TASK INPUTS:

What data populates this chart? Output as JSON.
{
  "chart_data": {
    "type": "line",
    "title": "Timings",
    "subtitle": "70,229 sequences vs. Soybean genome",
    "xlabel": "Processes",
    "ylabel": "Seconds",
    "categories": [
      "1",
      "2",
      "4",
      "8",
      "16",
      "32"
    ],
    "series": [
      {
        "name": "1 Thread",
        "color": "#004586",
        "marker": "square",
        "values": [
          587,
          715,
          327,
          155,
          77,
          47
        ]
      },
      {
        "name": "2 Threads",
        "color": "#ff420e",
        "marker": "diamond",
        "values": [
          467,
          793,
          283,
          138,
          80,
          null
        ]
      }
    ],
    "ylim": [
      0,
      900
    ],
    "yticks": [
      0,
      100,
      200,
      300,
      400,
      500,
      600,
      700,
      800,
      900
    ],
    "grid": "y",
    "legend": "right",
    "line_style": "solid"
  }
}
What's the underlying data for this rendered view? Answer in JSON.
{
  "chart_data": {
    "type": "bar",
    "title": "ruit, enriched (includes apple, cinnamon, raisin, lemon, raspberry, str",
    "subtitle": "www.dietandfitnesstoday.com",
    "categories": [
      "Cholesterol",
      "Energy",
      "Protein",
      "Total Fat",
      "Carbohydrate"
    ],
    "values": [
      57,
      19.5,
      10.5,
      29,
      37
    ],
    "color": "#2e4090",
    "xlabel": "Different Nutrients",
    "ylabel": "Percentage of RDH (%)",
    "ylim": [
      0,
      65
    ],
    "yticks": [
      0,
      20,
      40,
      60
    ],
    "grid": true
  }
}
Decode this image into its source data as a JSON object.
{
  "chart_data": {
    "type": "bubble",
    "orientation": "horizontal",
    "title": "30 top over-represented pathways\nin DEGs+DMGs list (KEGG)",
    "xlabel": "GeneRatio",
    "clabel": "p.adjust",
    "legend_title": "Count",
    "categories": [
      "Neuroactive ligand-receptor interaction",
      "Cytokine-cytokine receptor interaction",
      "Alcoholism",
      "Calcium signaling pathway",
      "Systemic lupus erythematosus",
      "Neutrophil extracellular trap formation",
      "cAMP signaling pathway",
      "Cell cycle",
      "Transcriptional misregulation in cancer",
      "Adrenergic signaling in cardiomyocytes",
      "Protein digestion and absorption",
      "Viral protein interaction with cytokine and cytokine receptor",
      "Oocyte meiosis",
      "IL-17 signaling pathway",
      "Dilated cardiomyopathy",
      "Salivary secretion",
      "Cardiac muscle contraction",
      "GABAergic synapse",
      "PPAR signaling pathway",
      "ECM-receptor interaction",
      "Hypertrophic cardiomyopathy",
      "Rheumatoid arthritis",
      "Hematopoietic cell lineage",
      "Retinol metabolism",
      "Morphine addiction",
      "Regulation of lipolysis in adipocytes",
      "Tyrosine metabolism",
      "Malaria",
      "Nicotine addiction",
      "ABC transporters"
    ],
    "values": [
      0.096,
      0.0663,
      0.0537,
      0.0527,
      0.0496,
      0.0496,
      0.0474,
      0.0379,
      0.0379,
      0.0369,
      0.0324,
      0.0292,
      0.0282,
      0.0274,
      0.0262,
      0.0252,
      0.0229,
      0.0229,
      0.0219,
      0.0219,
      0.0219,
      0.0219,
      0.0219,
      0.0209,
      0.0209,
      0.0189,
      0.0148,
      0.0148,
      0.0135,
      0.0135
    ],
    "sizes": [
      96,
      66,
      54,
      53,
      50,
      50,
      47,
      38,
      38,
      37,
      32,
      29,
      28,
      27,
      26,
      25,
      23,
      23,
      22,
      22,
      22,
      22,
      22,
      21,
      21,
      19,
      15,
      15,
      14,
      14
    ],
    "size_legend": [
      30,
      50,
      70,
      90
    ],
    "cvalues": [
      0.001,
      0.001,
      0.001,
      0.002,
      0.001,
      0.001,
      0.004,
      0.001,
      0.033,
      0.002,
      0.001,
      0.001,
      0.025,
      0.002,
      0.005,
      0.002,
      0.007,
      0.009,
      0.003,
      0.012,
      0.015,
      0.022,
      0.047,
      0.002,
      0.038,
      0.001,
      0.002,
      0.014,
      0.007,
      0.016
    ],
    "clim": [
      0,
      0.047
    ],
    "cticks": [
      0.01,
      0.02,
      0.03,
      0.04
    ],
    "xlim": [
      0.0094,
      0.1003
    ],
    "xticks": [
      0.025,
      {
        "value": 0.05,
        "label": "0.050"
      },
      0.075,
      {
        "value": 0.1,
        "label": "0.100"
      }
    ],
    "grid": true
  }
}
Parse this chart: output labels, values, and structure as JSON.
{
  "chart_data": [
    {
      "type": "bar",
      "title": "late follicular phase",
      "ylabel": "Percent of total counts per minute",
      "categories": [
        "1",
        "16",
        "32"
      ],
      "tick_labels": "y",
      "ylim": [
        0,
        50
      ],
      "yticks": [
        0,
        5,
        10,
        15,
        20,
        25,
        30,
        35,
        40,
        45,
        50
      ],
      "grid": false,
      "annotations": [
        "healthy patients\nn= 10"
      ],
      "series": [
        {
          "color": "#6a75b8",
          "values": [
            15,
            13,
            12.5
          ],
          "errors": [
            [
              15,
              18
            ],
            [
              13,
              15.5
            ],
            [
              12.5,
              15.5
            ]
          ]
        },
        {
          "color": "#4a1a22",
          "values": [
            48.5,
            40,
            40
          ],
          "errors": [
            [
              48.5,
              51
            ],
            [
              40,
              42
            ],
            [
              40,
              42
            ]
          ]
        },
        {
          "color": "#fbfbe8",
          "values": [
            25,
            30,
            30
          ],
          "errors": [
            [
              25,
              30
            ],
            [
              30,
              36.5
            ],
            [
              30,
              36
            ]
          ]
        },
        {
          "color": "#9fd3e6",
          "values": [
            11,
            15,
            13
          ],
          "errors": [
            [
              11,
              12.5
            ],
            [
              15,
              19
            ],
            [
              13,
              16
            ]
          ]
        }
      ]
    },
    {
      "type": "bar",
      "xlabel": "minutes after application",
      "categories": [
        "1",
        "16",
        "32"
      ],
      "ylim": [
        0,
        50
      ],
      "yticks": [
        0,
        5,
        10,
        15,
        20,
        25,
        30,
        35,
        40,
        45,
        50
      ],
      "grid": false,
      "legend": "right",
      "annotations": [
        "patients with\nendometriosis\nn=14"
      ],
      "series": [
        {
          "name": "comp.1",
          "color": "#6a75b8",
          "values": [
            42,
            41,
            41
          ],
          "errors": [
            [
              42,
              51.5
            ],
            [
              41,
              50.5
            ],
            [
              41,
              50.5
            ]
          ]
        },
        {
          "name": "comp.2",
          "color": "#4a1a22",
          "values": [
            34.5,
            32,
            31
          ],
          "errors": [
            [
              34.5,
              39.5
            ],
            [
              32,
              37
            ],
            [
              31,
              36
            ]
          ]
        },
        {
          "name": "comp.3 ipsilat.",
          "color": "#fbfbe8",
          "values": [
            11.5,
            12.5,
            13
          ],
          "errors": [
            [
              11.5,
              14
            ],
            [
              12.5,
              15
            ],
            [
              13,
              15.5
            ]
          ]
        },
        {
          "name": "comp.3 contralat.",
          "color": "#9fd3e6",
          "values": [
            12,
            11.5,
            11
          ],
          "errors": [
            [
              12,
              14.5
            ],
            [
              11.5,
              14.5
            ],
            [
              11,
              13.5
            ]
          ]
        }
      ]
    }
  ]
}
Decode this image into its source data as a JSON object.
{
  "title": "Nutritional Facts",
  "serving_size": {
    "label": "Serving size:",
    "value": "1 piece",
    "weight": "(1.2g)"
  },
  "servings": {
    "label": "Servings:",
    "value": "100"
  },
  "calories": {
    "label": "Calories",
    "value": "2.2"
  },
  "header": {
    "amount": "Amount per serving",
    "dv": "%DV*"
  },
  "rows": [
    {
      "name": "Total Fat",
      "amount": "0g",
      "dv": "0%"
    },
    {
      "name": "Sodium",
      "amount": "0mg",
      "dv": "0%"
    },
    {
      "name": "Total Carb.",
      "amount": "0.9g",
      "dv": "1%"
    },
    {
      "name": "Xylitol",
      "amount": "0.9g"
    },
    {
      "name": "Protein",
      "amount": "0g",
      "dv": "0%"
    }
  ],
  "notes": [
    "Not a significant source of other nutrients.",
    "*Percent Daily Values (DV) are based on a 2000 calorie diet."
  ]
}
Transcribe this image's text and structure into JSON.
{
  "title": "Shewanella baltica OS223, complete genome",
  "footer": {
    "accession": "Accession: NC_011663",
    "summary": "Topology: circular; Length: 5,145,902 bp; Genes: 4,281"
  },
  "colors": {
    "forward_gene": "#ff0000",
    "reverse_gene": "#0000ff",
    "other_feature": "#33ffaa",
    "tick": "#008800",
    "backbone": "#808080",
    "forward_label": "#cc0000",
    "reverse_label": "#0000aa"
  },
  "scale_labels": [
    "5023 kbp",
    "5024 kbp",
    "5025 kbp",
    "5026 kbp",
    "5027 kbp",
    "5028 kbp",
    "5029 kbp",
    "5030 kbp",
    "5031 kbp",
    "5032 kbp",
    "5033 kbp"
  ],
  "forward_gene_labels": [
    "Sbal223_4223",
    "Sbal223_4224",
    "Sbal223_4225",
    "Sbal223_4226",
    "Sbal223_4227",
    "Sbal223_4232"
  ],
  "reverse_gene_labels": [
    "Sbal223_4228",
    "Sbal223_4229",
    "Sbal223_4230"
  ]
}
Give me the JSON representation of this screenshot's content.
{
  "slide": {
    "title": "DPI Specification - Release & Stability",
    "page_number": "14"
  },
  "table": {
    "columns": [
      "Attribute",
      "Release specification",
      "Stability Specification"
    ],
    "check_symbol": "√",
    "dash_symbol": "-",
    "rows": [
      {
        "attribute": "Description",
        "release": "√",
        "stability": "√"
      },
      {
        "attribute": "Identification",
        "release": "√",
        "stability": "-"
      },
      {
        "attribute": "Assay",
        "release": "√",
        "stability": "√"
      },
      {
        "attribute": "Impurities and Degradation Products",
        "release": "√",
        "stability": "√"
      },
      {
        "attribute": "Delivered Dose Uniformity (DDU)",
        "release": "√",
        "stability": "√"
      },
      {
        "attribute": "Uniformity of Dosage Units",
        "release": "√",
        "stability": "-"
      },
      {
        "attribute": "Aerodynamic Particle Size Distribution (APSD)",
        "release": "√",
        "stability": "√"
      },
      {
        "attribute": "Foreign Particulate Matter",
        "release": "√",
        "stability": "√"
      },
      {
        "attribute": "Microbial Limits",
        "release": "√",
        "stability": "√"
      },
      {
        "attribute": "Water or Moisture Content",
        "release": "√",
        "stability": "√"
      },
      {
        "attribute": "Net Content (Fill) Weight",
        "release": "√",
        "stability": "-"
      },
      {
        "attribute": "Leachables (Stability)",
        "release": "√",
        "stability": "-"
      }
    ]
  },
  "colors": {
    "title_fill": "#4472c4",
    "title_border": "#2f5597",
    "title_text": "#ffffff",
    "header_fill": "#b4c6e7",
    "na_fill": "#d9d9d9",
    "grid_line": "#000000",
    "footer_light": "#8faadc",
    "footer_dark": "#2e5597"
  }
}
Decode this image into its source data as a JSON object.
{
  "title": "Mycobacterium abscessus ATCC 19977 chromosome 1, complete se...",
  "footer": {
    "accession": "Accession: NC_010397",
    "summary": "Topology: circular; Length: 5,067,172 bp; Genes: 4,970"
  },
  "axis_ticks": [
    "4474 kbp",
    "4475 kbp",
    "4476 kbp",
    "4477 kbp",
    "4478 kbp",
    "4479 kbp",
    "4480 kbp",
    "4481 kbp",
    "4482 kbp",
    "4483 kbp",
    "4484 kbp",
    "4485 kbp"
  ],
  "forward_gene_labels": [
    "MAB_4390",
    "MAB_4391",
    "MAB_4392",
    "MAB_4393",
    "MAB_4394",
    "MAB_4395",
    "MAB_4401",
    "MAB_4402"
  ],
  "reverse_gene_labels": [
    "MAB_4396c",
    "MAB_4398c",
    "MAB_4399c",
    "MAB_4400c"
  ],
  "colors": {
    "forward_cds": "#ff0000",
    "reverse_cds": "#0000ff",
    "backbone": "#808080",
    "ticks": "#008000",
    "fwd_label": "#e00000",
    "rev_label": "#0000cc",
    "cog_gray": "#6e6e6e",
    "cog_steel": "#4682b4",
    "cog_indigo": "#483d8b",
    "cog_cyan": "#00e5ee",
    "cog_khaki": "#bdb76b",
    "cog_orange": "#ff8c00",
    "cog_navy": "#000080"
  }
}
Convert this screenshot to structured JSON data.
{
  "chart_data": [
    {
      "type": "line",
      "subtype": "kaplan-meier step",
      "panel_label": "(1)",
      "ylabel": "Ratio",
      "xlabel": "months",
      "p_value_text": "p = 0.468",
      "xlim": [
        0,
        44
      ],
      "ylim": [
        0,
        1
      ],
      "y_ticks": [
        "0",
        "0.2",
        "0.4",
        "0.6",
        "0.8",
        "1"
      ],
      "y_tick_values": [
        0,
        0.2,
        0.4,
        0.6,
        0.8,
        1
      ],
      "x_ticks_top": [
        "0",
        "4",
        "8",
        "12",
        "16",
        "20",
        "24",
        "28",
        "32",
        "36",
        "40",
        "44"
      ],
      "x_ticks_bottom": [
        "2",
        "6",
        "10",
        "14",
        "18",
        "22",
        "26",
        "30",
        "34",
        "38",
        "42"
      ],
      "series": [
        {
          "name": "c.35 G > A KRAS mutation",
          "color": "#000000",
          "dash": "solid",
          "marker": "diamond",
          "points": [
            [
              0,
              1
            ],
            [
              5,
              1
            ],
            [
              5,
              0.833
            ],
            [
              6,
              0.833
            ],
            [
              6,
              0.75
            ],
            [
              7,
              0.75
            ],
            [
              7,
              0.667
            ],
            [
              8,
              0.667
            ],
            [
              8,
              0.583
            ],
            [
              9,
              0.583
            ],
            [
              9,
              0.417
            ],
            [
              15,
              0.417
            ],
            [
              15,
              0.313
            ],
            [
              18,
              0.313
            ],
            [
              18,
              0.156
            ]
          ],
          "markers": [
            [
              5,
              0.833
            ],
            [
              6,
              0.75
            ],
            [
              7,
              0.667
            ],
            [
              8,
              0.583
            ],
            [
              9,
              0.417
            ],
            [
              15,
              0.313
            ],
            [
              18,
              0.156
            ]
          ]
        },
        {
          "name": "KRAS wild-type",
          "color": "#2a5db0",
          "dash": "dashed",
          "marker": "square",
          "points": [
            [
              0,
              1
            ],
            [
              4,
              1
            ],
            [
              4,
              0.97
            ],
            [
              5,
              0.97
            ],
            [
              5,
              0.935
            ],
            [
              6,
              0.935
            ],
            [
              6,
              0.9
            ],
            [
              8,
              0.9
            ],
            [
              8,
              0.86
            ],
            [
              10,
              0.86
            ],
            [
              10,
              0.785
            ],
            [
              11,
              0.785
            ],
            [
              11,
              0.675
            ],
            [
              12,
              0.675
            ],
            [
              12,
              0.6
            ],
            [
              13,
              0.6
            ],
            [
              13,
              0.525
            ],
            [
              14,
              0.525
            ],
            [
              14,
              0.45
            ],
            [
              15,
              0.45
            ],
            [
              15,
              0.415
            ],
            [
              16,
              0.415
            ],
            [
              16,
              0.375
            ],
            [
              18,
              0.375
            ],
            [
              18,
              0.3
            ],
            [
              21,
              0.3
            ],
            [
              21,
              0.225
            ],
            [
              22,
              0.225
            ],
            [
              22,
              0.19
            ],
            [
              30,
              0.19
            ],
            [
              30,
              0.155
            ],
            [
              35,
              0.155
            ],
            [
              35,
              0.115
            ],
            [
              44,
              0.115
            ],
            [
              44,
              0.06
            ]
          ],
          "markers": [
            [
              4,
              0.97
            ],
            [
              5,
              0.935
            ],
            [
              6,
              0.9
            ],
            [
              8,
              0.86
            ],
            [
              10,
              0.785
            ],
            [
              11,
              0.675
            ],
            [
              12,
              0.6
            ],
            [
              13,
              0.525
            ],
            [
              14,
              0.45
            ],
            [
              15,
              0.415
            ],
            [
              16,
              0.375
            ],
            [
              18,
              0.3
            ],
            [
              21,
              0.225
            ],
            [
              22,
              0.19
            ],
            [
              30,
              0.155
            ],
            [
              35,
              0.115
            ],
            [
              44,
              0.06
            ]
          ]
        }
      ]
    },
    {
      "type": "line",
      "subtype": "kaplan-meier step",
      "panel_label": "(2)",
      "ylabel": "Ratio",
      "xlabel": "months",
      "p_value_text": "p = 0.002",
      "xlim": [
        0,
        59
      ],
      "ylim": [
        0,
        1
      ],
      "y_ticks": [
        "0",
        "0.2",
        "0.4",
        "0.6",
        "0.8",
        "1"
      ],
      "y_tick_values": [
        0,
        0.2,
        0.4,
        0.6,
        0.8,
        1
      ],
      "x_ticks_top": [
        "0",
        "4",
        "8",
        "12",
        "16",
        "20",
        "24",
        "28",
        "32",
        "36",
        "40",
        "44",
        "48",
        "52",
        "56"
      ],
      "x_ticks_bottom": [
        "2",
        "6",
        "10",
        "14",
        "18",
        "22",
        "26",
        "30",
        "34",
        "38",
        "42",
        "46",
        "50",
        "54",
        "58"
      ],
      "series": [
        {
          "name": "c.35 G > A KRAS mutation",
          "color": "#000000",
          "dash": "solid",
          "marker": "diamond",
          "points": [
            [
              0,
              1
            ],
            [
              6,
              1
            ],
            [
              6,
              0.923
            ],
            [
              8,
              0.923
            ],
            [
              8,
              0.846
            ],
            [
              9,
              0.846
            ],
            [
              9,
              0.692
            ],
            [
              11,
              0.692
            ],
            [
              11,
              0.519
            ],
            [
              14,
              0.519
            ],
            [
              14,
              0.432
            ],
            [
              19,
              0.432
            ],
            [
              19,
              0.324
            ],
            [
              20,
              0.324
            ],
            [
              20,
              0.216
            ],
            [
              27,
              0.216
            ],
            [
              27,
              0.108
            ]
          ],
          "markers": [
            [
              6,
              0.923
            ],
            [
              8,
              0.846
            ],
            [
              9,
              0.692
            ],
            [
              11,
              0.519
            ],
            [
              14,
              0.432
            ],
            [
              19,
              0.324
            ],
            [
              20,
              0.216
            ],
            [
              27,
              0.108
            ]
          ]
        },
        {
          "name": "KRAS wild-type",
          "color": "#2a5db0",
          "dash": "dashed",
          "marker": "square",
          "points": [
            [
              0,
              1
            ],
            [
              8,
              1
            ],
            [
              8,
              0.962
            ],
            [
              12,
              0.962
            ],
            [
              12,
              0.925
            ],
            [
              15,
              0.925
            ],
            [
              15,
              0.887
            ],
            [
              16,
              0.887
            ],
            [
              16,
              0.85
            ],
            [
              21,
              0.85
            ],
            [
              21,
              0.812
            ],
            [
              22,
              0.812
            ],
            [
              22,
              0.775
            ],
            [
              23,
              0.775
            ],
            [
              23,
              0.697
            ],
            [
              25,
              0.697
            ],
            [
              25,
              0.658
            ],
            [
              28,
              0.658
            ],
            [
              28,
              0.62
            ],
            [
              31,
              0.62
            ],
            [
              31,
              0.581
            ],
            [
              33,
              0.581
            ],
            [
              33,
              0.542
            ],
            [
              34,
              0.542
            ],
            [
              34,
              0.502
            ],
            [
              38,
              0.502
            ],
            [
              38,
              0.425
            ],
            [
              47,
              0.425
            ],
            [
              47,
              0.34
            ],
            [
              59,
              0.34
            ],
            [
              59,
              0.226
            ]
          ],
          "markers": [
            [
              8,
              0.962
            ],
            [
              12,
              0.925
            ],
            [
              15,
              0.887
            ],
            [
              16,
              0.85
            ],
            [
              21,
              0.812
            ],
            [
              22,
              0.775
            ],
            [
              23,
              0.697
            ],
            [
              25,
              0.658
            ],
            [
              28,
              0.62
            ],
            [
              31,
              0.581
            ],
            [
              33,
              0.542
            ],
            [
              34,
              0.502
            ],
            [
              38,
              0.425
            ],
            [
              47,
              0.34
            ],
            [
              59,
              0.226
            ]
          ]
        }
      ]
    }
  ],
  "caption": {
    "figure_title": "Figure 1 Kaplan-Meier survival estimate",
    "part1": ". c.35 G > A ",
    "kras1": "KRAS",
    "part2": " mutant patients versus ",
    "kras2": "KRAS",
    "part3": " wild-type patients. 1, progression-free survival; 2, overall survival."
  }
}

WHAT THE EXERCISE ASKS: Wherever the word "Genes" appears in the entries above, copy that whole line.

RESPONSE BOX:
    "summary": "Topology: circular; Length: 5,145,902 bp; Genes: 4,281"
    "summary": "Topology: circular; Length: 5,067,172 bp; Genes: 4,970"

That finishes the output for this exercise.